* Problem statement: Can you restate the records below word for word?

►

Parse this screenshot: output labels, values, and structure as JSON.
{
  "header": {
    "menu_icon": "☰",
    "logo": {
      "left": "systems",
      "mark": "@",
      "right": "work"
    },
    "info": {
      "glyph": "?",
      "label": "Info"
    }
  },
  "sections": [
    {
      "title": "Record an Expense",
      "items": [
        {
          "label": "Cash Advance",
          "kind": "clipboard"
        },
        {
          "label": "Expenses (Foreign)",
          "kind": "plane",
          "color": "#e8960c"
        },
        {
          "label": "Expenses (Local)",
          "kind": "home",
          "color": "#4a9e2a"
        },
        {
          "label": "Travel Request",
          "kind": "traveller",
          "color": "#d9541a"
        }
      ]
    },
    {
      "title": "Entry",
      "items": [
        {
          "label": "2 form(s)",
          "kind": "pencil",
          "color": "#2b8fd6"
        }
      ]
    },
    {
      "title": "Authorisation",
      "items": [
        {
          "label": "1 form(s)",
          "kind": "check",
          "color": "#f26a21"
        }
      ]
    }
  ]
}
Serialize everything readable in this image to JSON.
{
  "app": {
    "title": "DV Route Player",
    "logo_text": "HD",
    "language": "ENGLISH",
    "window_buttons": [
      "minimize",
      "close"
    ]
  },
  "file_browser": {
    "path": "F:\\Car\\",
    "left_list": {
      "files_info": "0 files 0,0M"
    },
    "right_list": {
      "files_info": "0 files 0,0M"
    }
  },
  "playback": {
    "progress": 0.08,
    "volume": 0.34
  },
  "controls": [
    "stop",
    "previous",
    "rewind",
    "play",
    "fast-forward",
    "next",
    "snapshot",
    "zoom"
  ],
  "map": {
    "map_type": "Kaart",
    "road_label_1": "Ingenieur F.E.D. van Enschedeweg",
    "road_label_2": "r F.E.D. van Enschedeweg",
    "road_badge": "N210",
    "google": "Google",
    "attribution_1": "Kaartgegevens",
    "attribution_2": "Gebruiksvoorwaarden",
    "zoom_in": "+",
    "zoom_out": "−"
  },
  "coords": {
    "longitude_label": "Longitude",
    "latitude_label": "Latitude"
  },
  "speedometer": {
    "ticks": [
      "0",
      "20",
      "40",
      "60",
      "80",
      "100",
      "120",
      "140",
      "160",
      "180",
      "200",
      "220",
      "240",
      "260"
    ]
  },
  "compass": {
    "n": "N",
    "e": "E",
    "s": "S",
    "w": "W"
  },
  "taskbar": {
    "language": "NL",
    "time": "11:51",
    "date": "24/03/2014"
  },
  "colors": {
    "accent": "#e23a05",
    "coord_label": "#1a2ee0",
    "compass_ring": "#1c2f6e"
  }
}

◄

* Answer to this task:
Parse this screenshot: output labels, values, and structure as JSON.
{
  "header": {
    "menu_icon": "☰",
    "logo": {
      "left": "systems",
      "mark": "@",
      "right": "work"
    },
    "info": {
      "glyph": "?",
      "label": "Info"
    }
  },
  "sections": [
    {
      "title": "Record an Expense",
      "items": [
        {
          "label": "Cash Advance",
          "kind": "clipboard"
        },
        {
          "label": "Expenses (Foreign)",
          "kind": "plane",
          "color": "#e8960c"
        },
        {
          "label": "Expenses (Local)",
          "kind": "home",
          "color": "#4a9e2a"
        },
        {
          "label": "Travel Request",
          "kind": "traveller",
          "color": "#d9541a"
        }
      ]
    },
    {
      "title": "Entry",
      "items": [
        {
          "label": "2 form(s)",
          "kind": "pencil",
          "color": "#2b8fd6"
        }
      ]
    },
    {
      "title": "Authorisation",
      "items": [
        {
          "label": "1 form(s)",
          "kind": "check",
          "color": "#f26a21"
        }
      ]
    }
  ]
}
Serialize everything readable in this image to JSON.
{
  "app": {
    "title": "DV Route Player",
    "logo_text": "HD",
    "language": "ENGLISH",
    "window_buttons": [
      "minimize",
      "close"
    ]
  },
  "file_browser": {
    "path": "F:\\Car\\",
    "left_list": {
      "files_info": "0 files 0,0M"
    },
    "right_list": {
      "files_info": "0 files 0,0M"
    }
  },
  "playback": {
    "progress": 0.08,
    "volume": 0.34
  },
  "controls": [
    "stop",
    "previous",
    "rewind",
    "play",
    "fast-forward",
    "next",
    "snapshot",
    "zoom"
  ],
  "map": {
    "map_type": "Kaart",
    "road_label_1": "Ingenieur F.E.D. van Enschedeweg",
    "road_label_2": "r F.E.D. van Enschedeweg",
    "road_badge": "N210",
    "google": "Google",
    "attribution_1": "Kaartgegevens",
    "attribution_2": "Gebruiksvoorwaarden",
    "zoom_in": "+",
    "zoom_out": "−"
  },
  "coords": {
    "longitude_label": "Longitude",
    "latitude_label": "Latitude"
  },
  "speedometer": {
    "ticks": [
      "0",
      "20",
      "40",
      "60",
      "80",
      "100",
      "120",
      "140",
      "160",
      "180",
      "200",
      "220",
      "240",
      "260"
    ]
  },
  "compass": {
    "n": "N",
    "e": "E",
    "s": "S",
    "w": "W"
  },
  "taskbar": {
    "language": "NL",
    "time": "11:51",
    "date": "24/03/2014"
  },
  "colors": {
    "accent": "#e23a05",
    "coord_label": "#1a2ee0",
    "compass_ring": "#1c2f6e"
  }
}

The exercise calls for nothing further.